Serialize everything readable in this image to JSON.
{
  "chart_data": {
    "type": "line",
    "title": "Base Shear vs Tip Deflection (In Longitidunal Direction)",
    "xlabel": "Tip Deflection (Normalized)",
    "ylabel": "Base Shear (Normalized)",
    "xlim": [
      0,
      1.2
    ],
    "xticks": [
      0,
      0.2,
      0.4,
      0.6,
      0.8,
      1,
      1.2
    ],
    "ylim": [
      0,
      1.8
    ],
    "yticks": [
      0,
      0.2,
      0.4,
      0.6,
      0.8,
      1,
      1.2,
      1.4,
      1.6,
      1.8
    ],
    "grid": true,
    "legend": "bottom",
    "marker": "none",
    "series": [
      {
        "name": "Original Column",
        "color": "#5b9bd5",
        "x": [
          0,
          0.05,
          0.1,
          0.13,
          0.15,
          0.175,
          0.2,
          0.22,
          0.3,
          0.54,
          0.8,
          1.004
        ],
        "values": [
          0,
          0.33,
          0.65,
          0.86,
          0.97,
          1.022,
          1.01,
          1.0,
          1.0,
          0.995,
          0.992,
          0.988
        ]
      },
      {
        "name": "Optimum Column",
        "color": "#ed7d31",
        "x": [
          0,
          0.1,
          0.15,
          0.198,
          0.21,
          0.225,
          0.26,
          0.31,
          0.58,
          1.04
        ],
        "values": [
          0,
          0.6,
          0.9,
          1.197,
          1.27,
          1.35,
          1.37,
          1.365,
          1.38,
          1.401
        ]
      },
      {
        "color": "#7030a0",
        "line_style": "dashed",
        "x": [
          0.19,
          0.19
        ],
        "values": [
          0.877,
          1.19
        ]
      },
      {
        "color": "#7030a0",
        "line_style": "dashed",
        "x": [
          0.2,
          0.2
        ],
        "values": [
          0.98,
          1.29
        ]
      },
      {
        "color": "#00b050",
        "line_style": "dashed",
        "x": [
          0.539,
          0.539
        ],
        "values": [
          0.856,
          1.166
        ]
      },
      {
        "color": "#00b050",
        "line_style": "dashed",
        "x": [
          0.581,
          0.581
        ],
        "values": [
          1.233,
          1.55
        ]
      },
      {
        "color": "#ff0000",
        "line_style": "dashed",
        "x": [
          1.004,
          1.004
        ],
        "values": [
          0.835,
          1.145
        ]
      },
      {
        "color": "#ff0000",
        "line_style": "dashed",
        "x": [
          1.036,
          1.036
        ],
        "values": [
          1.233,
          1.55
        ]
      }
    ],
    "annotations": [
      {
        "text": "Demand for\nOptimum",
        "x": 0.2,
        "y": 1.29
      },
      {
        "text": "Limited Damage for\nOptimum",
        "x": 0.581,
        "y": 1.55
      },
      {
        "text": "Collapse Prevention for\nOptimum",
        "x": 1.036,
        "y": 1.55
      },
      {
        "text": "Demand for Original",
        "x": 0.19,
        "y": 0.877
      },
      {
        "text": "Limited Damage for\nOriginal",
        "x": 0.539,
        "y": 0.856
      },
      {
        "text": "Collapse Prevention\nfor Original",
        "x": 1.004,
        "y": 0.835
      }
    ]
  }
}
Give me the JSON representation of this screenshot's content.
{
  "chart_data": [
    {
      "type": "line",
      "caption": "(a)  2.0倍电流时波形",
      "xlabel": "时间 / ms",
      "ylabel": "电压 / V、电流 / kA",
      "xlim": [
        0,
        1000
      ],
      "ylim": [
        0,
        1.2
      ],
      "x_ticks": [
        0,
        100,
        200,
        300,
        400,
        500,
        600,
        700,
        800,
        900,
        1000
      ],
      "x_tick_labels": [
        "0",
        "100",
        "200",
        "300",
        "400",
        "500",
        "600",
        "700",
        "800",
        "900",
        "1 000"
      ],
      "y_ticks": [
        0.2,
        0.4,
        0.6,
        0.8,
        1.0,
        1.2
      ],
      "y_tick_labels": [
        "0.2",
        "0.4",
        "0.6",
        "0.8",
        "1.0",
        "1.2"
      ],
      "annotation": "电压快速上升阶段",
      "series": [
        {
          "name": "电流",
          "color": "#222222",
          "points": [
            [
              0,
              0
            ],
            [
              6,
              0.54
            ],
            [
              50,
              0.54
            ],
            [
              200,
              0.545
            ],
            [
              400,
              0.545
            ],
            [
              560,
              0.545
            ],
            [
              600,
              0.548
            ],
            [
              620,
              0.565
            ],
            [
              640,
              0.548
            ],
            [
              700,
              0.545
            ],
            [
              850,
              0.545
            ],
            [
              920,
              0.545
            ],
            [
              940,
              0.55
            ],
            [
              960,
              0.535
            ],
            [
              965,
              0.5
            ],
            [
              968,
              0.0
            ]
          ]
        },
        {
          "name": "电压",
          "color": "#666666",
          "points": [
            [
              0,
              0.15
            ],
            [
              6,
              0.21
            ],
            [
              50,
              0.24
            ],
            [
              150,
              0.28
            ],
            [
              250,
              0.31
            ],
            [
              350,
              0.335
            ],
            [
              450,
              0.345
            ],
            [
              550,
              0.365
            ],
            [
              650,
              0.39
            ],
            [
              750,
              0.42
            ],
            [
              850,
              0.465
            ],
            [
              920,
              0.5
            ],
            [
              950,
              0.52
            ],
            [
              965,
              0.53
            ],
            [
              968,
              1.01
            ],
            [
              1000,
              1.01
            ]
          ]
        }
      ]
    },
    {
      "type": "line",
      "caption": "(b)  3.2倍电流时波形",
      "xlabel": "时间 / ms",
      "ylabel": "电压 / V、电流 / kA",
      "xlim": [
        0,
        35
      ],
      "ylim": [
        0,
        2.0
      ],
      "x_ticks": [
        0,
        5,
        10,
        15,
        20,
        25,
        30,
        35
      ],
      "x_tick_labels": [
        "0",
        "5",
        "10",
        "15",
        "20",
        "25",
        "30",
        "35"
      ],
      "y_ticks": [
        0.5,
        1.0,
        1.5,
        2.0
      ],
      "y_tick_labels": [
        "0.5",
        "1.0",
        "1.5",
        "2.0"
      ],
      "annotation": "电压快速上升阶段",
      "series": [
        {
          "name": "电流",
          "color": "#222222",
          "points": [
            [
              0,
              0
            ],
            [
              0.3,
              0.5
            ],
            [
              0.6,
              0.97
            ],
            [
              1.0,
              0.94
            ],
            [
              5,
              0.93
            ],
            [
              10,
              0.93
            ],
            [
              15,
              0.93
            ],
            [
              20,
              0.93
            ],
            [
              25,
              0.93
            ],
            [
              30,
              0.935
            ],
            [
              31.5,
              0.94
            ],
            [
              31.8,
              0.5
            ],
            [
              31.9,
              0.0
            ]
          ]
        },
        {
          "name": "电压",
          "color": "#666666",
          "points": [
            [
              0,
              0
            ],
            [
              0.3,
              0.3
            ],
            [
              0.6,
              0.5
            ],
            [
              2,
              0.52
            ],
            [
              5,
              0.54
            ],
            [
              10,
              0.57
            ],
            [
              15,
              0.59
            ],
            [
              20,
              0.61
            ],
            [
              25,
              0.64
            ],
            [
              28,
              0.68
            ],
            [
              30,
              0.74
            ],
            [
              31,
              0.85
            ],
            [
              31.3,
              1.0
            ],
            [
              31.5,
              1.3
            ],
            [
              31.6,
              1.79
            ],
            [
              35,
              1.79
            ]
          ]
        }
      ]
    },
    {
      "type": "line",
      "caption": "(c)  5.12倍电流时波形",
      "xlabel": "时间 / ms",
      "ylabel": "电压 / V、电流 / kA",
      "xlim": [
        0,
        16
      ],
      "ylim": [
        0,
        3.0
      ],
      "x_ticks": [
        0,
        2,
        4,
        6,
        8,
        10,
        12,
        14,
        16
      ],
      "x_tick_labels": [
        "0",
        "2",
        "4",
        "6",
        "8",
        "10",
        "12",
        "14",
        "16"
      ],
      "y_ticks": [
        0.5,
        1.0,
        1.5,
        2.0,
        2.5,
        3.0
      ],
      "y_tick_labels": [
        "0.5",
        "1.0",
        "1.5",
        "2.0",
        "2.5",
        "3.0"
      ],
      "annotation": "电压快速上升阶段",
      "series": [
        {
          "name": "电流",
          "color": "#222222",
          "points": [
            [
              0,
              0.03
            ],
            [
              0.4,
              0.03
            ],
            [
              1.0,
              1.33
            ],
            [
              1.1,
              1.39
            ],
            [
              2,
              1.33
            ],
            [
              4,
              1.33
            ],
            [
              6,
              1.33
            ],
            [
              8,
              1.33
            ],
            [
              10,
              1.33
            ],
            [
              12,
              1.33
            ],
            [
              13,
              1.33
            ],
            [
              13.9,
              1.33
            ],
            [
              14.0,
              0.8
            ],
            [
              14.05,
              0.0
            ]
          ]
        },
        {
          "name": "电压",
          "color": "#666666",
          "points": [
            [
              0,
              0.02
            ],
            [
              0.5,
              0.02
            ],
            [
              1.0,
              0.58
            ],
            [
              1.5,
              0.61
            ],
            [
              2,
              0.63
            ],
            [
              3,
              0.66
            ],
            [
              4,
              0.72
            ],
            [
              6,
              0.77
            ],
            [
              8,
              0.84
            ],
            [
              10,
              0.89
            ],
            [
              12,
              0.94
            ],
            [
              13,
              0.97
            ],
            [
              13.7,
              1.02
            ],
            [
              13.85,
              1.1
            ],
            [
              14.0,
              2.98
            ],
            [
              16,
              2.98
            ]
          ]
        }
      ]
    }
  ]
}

────────────────────

[Exercise directions]
Select all lines with the word "Limited" from the entries above.

[Answer for this exercise]
        "text": "Limited Damage for\nOptimum",
        "text": "Limited Damage for\nOriginal",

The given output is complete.